» **Provided entries**:
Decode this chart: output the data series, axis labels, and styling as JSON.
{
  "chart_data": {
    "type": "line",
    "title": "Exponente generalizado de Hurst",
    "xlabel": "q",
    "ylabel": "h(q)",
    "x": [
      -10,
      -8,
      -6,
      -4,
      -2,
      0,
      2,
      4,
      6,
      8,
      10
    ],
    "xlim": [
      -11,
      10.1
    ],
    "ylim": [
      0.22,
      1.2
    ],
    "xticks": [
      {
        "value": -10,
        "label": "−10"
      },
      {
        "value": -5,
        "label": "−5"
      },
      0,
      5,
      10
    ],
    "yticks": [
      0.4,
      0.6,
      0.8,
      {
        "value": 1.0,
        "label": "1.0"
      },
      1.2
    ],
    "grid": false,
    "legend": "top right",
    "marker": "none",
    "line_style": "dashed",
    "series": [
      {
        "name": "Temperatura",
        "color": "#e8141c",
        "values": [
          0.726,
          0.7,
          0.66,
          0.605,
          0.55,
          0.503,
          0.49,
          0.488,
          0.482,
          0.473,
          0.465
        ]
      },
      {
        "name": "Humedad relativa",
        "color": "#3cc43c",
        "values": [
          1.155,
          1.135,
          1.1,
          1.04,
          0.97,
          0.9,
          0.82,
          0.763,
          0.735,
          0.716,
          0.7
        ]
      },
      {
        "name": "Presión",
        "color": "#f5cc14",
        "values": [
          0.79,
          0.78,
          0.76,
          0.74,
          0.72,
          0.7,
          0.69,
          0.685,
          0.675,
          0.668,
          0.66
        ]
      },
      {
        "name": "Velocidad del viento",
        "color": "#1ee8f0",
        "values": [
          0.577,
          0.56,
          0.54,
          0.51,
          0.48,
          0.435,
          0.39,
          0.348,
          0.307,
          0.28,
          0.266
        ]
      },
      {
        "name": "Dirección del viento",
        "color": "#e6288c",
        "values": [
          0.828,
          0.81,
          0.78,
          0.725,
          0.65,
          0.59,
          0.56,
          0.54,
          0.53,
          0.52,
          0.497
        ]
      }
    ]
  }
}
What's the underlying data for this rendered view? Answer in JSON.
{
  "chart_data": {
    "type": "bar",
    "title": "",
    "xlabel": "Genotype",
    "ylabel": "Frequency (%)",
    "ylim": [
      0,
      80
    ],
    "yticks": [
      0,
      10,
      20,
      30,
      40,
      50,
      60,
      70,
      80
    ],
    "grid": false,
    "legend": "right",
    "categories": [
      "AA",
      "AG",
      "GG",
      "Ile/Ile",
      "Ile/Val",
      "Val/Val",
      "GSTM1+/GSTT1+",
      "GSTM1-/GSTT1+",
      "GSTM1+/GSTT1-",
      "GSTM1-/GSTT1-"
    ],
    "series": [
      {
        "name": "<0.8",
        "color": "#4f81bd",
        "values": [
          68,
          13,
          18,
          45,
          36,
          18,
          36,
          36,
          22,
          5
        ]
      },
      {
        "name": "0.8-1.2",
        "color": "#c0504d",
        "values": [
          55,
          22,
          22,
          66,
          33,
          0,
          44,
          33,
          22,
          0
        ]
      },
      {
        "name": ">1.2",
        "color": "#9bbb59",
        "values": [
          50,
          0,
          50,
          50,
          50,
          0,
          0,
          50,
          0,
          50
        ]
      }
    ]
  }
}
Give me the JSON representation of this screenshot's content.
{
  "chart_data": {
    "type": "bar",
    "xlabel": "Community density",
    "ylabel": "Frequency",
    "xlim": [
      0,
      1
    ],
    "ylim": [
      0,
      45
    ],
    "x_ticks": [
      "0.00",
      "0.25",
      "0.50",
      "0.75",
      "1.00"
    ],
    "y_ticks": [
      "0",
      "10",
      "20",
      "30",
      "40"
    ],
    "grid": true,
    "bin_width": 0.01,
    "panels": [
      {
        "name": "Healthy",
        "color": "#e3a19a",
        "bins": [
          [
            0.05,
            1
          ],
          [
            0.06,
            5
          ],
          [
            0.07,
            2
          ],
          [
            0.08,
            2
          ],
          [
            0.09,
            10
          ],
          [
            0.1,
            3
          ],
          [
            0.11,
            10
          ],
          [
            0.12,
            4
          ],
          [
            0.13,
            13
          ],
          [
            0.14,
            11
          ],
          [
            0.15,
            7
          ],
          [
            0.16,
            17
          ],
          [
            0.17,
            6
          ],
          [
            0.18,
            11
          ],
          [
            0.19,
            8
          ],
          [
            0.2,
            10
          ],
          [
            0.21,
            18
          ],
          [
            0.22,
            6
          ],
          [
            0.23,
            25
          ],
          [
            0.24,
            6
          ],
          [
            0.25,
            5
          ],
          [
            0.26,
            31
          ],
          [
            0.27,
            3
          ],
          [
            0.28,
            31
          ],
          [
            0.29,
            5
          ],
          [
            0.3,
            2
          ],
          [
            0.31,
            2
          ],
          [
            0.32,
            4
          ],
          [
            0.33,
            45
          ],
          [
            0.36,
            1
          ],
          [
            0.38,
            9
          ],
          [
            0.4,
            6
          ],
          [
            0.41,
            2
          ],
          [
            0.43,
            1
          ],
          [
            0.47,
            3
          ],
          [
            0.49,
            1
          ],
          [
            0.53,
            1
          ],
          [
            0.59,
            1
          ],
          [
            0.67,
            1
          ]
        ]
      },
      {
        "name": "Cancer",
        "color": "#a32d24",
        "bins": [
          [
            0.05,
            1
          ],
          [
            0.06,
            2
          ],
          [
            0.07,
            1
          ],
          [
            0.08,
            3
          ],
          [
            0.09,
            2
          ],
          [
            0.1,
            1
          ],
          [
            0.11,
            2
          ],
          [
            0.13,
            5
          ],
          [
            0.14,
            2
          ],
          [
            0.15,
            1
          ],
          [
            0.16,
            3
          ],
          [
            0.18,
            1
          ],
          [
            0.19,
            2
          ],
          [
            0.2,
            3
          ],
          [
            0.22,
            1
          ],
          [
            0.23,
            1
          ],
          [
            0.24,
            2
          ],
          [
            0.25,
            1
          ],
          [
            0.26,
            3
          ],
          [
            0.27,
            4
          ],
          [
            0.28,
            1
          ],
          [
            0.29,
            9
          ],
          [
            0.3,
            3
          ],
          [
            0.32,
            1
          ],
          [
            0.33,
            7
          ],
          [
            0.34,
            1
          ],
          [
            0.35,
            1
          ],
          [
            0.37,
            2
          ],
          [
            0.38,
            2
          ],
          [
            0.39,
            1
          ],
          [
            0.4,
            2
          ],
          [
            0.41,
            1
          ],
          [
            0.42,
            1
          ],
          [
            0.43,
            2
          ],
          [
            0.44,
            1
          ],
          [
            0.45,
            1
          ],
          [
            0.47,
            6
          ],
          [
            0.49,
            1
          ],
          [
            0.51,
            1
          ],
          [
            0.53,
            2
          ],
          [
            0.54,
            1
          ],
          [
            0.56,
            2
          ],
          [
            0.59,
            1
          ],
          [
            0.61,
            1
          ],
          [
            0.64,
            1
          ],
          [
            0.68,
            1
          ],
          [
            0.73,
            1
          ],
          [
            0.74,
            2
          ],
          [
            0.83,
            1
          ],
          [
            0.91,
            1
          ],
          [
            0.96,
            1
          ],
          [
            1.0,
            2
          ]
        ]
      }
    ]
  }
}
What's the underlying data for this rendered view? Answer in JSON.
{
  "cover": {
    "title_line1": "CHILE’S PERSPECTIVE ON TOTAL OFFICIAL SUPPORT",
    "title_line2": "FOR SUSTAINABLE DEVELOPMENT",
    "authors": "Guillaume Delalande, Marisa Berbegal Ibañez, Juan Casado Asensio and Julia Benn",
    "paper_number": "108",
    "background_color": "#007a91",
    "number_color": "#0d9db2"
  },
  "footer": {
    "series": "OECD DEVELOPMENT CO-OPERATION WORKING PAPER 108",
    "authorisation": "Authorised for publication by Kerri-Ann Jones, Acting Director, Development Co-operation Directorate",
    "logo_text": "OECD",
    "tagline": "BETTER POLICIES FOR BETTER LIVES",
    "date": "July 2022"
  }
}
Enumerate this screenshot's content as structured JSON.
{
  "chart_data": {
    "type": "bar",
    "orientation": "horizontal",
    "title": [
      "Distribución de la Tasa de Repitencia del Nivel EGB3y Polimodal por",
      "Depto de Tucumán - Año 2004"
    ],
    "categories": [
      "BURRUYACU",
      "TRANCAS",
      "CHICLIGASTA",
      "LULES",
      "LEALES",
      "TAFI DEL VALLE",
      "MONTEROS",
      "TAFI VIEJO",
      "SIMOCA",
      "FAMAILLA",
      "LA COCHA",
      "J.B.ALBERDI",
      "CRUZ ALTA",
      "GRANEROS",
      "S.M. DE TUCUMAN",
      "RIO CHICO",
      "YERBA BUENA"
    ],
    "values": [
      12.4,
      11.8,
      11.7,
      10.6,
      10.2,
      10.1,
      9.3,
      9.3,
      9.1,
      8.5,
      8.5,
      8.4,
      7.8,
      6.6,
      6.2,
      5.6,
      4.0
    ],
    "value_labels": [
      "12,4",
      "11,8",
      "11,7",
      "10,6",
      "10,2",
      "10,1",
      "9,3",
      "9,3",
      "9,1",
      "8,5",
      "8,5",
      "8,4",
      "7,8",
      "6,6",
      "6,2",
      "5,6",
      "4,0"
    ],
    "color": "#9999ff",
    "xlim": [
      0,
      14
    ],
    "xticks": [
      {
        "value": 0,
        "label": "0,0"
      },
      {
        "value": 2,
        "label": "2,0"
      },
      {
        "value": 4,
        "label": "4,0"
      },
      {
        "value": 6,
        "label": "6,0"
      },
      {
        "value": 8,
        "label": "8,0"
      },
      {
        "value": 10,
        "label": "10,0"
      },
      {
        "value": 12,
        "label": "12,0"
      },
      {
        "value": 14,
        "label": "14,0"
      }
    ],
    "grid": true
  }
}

» **Work instructions**:
State the number of lines in the data that include the string "xlabel", and add nothing else.

» **Reply to the task**:
3